Rows from a figure dataset
— start —
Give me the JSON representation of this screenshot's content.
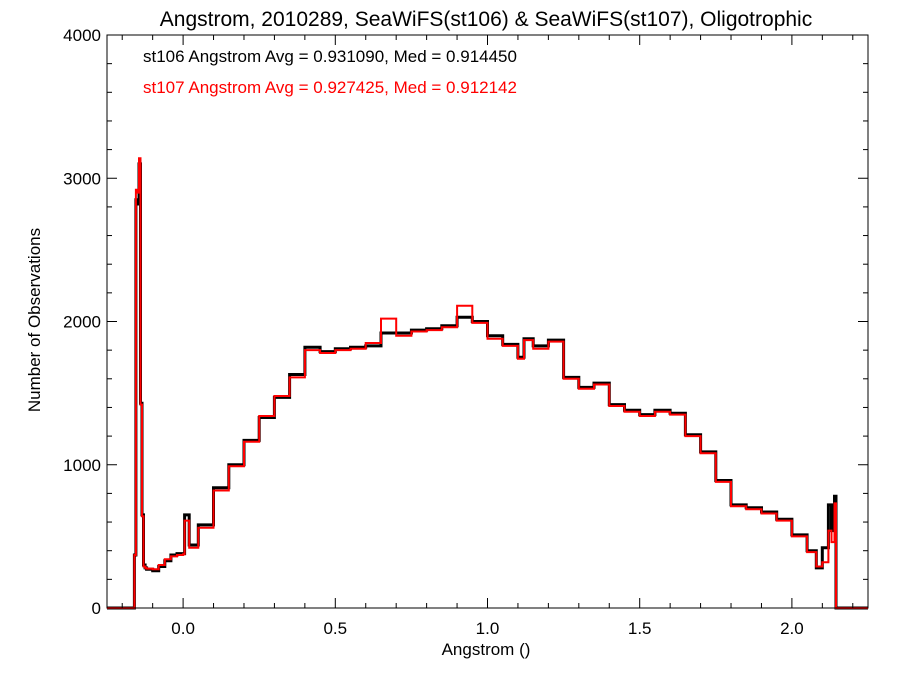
{
  "chart_data": {
    "type": "line",
    "title": "Angstrom, 2010289, SeaWiFS(st106) & SeaWiFS(st107), Oligotrophic",
    "xlabel": "Angstrom ()",
    "ylabel": "Number of Observations",
    "xlim": [
      -0.25,
      2.25
    ],
    "ylim": [
      0,
      4000
    ],
    "x_ticks": [
      0.0,
      0.5,
      1.0,
      1.5,
      2.0
    ],
    "x_tick_labels": [
      "0.0",
      "0.5",
      "1.0",
      "1.5",
      "2.0"
    ],
    "y_ticks": [
      0,
      1000,
      2000,
      3000,
      4000
    ],
    "y_tick_labels": [
      "0",
      "1000",
      "2000",
      "3000",
      "4000"
    ],
    "grid": false,
    "legend": [
      {
        "text": "st106 Angstrom Avg = 0.931090, Med = 0.914450",
        "color": "#000000"
      },
      {
        "text": "st107 Angstrom Avg = 0.927425, Med = 0.912142",
        "color": "#ff0000"
      }
    ],
    "series": [
      {
        "color": "#000000",
        "x": [
          -0.25,
          -0.16,
          -0.155,
          -0.15,
          -0.145,
          -0.14,
          -0.135,
          -0.13,
          -0.125,
          -0.12,
          -0.1,
          -0.08,
          -0.06,
          -0.04,
          -0.02,
          0.0,
          0.005,
          0.02,
          0.05,
          0.1,
          0.15,
          0.2,
          0.25,
          0.3,
          0.35,
          0.4,
          0.45,
          0.5,
          0.55,
          0.6,
          0.65,
          0.7,
          0.75,
          0.8,
          0.85,
          0.9,
          0.95,
          1.0,
          1.05,
          1.1,
          1.12,
          1.15,
          1.2,
          1.25,
          1.3,
          1.35,
          1.4,
          1.45,
          1.5,
          1.55,
          1.6,
          1.65,
          1.7,
          1.75,
          1.8,
          1.85,
          1.9,
          1.95,
          2.0,
          2.05,
          2.08,
          2.1,
          2.12,
          2.13,
          2.14,
          2.145,
          2.25
        ],
        "y": [
          0,
          370,
          2850,
          2820,
          3100,
          1430,
          650,
          300,
          280,
          270,
          260,
          290,
          330,
          370,
          380,
          380,
          650,
          440,
          580,
          840,
          1000,
          1170,
          1330,
          1470,
          1630,
          1820,
          1790,
          1810,
          1820,
          1830,
          1920,
          1920,
          1940,
          1950,
          1970,
          2030,
          2000,
          1900,
          1840,
          1750,
          1880,
          1830,
          1870,
          1610,
          1540,
          1570,
          1420,
          1380,
          1350,
          1380,
          1360,
          1210,
          1090,
          890,
          720,
          700,
          670,
          620,
          510,
          400,
          280,
          420,
          720,
          540,
          780,
          0,
          0
        ]
      },
      {
        "color": "#ff0000",
        "x": [
          -0.25,
          -0.16,
          -0.155,
          -0.15,
          -0.145,
          -0.14,
          -0.135,
          -0.13,
          -0.125,
          -0.12,
          -0.1,
          -0.08,
          -0.06,
          -0.04,
          -0.02,
          0.0,
          0.005,
          0.02,
          0.05,
          0.1,
          0.15,
          0.2,
          0.25,
          0.3,
          0.35,
          0.4,
          0.45,
          0.5,
          0.55,
          0.6,
          0.65,
          0.7,
          0.75,
          0.8,
          0.85,
          0.9,
          0.95,
          1.0,
          1.05,
          1.1,
          1.12,
          1.15,
          1.2,
          1.25,
          1.3,
          1.35,
          1.4,
          1.45,
          1.5,
          1.55,
          1.6,
          1.65,
          1.7,
          1.75,
          1.8,
          1.85,
          1.9,
          1.95,
          2.0,
          2.05,
          2.08,
          2.1,
          2.12,
          2.13,
          2.14,
          2.145,
          2.25
        ],
        "y": [
          0,
          370,
          2920,
          2900,
          3140,
          1420,
          640,
          290,
          280,
          275,
          270,
          300,
          340,
          360,
          370,
          375,
          610,
          420,
          560,
          820,
          990,
          1160,
          1340,
          1480,
          1610,
          1800,
          1780,
          1800,
          1810,
          1850,
          2020,
          1900,
          1930,
          1940,
          1960,
          2110,
          1990,
          1880,
          1830,
          1740,
          1870,
          1810,
          1860,
          1600,
          1530,
          1560,
          1410,
          1370,
          1340,
          1370,
          1350,
          1200,
          1080,
          880,
          710,
          690,
          660,
          610,
          500,
          390,
          290,
          320,
          540,
          460,
          730,
          0,
          0
        ]
      }
    ]
  }
}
— end —
__WORK TO DO__: Wherever "color" shows up in a line, copy that line.

__OUTPUT OF THE TASK__:
        "color": "#000000"
        "color": "#ff0000"
        "color": "#000000",
        "color": "#ff0000",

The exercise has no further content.